Source data

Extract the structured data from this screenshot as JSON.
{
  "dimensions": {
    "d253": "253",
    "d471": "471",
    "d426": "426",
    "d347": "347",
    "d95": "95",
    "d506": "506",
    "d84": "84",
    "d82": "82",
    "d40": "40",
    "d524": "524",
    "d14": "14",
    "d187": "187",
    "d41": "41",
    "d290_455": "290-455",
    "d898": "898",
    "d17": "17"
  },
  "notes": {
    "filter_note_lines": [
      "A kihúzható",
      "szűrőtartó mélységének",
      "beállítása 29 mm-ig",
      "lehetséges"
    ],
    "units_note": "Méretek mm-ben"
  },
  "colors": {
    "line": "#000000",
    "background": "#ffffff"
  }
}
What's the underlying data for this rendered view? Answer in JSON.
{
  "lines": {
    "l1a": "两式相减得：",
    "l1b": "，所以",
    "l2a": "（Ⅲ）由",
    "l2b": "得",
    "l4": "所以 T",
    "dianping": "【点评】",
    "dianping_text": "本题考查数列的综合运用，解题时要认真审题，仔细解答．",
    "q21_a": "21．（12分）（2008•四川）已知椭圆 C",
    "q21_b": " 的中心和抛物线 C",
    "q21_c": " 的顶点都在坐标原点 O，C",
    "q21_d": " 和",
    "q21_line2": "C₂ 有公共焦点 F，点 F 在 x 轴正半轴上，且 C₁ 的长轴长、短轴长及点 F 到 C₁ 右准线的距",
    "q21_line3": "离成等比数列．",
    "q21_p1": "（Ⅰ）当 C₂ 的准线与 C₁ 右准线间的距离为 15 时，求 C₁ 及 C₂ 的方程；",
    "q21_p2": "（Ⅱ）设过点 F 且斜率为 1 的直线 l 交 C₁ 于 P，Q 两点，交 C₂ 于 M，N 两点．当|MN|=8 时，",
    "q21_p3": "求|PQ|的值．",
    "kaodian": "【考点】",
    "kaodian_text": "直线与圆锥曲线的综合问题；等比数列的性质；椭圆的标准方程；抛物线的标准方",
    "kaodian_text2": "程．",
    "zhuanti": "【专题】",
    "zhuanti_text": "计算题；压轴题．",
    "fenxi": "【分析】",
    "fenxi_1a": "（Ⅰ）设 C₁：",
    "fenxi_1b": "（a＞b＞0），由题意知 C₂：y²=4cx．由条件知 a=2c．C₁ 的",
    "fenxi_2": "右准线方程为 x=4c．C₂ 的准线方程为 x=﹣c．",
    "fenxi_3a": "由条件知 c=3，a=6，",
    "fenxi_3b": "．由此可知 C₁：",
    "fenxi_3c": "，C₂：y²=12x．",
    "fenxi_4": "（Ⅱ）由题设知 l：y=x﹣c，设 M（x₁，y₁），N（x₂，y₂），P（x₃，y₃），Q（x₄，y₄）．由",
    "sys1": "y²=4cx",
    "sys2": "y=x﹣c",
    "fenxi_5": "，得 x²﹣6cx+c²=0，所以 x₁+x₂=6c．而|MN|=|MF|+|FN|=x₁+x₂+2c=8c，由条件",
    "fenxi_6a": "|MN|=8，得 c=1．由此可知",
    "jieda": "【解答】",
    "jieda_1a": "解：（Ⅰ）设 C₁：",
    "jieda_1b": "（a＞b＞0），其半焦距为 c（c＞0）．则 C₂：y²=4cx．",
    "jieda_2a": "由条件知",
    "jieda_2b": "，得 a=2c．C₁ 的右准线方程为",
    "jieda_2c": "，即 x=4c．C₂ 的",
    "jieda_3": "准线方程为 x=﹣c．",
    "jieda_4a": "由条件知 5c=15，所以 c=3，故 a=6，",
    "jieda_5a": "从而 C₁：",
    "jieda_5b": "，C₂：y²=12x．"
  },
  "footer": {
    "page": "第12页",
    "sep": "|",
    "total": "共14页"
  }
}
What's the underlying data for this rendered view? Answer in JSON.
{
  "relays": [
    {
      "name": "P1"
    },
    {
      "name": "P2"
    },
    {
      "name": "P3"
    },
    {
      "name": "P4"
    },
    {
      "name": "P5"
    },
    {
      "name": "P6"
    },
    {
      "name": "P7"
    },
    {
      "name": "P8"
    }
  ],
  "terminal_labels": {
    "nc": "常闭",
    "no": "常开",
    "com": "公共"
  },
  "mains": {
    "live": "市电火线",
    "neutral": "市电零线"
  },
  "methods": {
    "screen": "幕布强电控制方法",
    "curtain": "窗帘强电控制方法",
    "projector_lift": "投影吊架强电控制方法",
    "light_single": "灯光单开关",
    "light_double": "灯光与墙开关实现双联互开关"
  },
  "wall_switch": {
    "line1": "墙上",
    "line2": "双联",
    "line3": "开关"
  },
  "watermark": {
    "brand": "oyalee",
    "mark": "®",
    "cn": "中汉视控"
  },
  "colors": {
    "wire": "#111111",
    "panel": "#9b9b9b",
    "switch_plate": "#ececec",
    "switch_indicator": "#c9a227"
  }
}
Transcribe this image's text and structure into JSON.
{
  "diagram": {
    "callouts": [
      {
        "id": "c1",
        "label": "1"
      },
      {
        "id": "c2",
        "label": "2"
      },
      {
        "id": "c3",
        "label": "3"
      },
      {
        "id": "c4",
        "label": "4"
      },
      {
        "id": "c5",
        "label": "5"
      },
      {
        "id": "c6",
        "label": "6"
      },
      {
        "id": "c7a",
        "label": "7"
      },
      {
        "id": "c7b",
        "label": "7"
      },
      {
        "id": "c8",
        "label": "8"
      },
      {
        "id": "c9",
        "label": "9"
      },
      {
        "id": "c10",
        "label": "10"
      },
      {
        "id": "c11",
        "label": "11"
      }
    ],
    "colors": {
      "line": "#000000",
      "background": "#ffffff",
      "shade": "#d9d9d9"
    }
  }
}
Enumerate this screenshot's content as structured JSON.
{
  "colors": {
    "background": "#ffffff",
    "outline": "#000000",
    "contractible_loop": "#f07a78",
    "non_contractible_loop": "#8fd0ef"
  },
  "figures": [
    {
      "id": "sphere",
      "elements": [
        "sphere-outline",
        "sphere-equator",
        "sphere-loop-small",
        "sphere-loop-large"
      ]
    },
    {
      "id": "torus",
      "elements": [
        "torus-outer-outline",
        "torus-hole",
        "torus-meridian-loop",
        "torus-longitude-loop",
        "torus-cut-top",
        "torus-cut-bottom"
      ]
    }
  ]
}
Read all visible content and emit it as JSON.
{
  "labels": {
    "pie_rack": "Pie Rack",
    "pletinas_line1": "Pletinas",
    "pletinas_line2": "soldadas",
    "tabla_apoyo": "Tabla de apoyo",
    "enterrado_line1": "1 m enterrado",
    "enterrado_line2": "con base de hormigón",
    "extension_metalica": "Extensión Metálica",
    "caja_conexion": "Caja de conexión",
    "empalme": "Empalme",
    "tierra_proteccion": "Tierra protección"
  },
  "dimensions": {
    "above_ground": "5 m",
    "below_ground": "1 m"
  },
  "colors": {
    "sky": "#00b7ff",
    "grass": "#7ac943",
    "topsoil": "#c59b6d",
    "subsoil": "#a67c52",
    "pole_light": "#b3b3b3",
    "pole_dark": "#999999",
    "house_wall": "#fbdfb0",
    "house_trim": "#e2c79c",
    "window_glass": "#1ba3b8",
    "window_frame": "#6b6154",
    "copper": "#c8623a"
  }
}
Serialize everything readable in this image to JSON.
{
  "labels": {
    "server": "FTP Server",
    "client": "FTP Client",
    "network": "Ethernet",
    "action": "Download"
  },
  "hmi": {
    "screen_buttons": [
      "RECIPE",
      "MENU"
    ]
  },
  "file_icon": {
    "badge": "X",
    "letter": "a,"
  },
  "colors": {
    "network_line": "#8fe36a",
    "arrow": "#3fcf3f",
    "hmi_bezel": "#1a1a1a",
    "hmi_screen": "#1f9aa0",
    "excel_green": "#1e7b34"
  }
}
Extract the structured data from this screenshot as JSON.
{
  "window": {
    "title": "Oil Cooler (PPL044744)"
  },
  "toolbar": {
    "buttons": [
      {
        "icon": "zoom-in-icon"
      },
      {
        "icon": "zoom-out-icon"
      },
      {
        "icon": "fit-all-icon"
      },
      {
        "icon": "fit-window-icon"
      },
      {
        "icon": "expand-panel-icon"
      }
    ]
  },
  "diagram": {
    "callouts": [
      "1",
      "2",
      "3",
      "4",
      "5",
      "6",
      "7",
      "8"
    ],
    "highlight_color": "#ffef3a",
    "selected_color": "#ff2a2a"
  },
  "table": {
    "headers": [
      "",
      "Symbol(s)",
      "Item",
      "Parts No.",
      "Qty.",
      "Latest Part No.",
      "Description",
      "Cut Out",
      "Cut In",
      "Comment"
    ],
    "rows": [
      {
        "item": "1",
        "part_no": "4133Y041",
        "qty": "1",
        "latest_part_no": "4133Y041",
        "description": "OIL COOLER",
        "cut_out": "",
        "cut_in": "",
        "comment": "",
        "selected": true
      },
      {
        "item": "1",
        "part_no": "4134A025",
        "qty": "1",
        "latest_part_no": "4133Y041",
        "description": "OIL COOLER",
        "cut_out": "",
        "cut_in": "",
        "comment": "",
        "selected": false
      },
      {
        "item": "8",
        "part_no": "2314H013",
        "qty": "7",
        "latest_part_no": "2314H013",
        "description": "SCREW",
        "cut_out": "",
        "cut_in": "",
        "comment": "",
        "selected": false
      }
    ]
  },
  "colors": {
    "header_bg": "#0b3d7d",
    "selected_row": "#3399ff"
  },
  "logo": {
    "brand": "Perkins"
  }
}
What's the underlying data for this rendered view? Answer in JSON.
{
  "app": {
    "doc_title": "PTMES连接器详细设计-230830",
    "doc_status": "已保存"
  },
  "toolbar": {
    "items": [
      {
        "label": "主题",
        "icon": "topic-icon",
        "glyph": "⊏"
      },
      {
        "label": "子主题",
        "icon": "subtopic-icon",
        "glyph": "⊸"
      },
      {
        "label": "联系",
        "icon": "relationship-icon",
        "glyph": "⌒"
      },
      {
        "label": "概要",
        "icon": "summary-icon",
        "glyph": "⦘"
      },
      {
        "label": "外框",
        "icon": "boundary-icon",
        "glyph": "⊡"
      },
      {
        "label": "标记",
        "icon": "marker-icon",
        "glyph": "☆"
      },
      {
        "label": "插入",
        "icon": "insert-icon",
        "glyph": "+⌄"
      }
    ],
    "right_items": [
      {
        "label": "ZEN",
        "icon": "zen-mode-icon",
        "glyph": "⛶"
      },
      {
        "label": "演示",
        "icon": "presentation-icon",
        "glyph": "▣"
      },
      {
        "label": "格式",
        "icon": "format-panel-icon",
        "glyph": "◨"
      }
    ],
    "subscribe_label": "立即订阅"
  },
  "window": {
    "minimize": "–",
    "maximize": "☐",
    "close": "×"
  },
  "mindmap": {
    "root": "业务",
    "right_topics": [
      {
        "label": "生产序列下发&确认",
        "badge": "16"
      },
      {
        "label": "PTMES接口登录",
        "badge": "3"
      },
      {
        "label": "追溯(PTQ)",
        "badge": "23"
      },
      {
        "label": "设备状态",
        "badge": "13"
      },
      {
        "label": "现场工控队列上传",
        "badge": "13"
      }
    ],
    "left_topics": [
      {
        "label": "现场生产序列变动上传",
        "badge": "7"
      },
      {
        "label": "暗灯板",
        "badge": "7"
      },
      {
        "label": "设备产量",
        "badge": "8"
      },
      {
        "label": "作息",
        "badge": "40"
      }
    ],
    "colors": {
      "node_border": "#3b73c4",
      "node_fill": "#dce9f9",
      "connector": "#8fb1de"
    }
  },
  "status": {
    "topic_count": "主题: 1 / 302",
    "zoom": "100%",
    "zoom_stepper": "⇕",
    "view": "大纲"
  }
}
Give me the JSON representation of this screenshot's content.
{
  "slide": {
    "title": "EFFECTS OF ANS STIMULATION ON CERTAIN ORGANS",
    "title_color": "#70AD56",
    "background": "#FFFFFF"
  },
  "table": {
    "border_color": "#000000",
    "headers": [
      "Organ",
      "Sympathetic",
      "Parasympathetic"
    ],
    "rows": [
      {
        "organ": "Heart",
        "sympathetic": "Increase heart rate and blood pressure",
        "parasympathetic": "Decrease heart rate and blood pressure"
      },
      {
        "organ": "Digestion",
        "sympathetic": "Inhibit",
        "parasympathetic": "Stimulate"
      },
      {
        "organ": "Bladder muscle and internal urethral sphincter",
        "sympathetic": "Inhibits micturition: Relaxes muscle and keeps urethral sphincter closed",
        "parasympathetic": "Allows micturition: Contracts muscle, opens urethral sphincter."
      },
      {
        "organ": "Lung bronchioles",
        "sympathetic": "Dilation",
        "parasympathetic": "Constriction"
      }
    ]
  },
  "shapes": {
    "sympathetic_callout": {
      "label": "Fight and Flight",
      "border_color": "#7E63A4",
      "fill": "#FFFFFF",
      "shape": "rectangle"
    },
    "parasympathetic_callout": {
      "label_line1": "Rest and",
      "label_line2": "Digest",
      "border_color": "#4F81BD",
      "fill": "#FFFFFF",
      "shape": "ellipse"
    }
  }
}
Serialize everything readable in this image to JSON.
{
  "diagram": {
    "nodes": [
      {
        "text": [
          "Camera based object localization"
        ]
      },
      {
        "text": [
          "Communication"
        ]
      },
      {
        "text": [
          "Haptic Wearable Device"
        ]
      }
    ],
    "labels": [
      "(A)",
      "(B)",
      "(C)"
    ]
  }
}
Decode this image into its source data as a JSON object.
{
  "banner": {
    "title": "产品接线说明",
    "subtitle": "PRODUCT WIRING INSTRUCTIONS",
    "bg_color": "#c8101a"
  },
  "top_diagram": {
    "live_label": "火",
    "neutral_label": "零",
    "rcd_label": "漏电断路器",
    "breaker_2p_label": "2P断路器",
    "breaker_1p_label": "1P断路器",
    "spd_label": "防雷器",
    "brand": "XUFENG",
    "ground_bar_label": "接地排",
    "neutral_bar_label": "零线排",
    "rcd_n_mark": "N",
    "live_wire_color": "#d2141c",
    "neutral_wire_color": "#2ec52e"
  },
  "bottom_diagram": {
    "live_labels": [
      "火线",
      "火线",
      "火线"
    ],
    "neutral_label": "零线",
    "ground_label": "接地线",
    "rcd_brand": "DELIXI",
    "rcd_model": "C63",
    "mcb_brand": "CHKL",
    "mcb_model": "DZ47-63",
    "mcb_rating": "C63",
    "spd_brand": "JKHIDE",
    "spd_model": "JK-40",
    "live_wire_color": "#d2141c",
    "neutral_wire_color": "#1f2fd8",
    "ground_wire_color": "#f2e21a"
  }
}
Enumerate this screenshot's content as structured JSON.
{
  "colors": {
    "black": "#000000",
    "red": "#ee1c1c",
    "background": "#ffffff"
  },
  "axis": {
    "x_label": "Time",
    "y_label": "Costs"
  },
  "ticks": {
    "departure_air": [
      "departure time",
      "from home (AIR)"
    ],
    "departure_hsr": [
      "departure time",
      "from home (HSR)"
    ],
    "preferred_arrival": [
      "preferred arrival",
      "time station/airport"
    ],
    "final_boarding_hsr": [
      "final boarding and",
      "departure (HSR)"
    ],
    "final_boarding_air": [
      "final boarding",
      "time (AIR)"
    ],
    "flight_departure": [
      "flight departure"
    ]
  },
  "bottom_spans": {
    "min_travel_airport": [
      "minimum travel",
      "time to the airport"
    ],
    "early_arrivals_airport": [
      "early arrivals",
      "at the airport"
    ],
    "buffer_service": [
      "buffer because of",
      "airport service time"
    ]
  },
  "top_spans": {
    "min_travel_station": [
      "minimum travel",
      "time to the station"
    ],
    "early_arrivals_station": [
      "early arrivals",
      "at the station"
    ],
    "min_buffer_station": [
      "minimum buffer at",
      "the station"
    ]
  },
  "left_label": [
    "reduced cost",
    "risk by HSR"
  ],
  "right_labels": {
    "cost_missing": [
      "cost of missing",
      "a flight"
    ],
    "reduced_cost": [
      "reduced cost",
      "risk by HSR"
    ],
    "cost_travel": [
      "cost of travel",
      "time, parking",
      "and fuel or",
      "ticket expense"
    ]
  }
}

## EXERCISE
Copy in full each line that holds the word "into".

## CORRECT ANSWER
Transcribe this image's text and structure into JSON.
Decode this image into its source data as a JSON object.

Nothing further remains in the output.